- _TASK STATEMENT_:
Copy the lines holding the word "text", all of them.

___ RECORD EXCERPTS ___

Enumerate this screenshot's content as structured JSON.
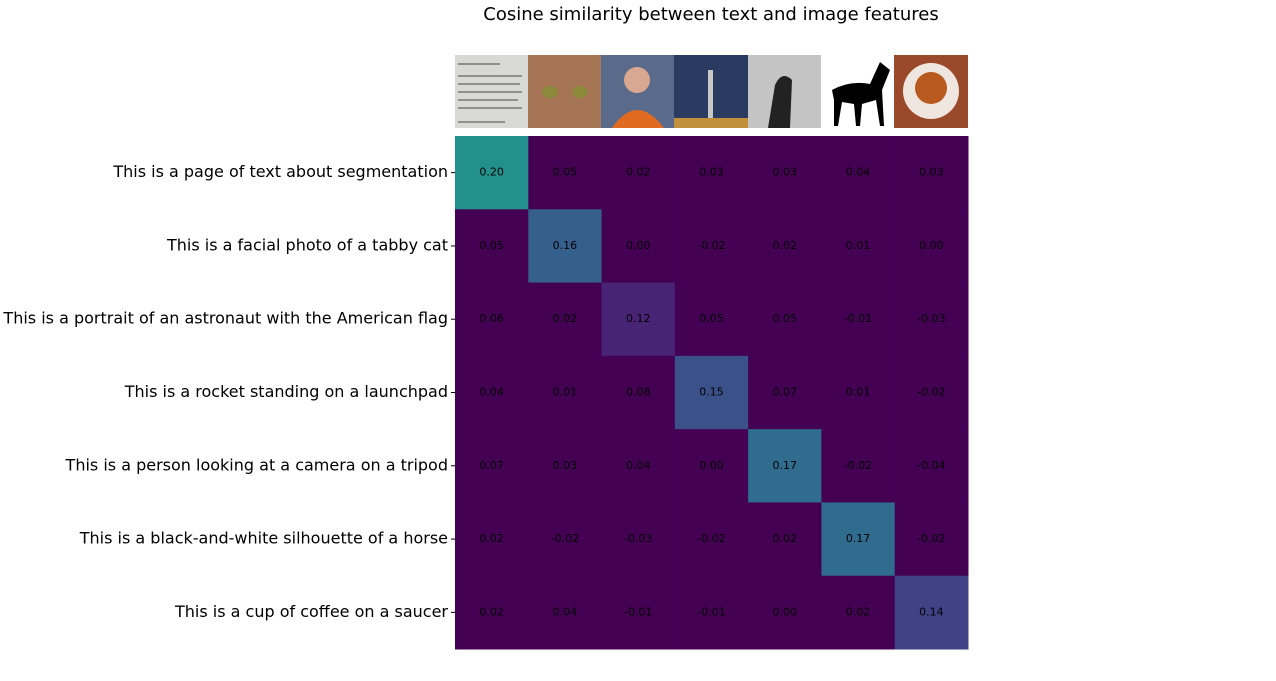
{
  "chart_data": {
    "type": "heatmap",
    "title": "Cosine similarity between text and image features",
    "rows": [
      "This is a page of text about segmentation",
      "This is a facial photo of a tabby cat",
      "This is a portrait of an astronaut with the American flag",
      "This is a rocket standing on a launchpad",
      "This is a person looking at a camera on a tripod",
      "This is a black-and-white silhouette of a horse",
      "This is a cup of coffee on a saucer"
    ],
    "values": [
      [
        0.2,
        0.05,
        0.02,
        0.03,
        0.03,
        0.04,
        0.03
      ],
      [
        0.05,
        0.16,
        0.0,
        -0.02,
        0.02,
        0.01,
        0.0
      ],
      [
        0.06,
        0.02,
        0.12,
        0.05,
        0.05,
        -0.01,
        -0.03
      ],
      [
        0.04,
        0.01,
        0.08,
        0.15,
        0.07,
        0.01,
        -0.02
      ],
      [
        0.07,
        0.03,
        0.04,
        0.0,
        0.17,
        -0.02,
        -0.04
      ],
      [
        0.02,
        -0.02,
        -0.03,
        -0.02,
        0.02,
        0.17,
        -0.02
      ],
      [
        0.02,
        0.04,
        -0.01,
        -0.01,
        0.0,
        0.02,
        0.14
      ]
    ],
    "value_labels": [
      [
        "0.20",
        "0.05",
        "0.02",
        "0.03",
        "0.03",
        "0.04",
        "0.03"
      ],
      [
        "0.05",
        "0.16",
        "0.00",
        "-0.02",
        "0.02",
        "0.01",
        "0.00"
      ],
      [
        "0.06",
        "0.02",
        "0.12",
        "0.05",
        "0.05",
        "-0.01",
        "-0.03"
      ],
      [
        "0.04",
        "0.01",
        "0.08",
        "0.15",
        "0.07",
        "0.01",
        "-0.02"
      ],
      [
        "0.07",
        "0.03",
        "0.04",
        "0.00",
        "0.17",
        "-0.02",
        "-0.04"
      ],
      [
        "0.02",
        "-0.02",
        "-0.03",
        "-0.02",
        "0.02",
        "0.17",
        "-0.02"
      ],
      [
        "0.02",
        "0.04",
        "-0.01",
        "-0.01",
        "0.00",
        "0.02",
        "0.14"
      ]
    ],
    "colormap": "viridis",
    "clim": [
      0.1,
      0.3
    ]
  }
}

___

- _OUTPUT FOR THIS TASK_:
    "title": "Cosine similarity between text and image features",
      "This is a page of text about segmentation",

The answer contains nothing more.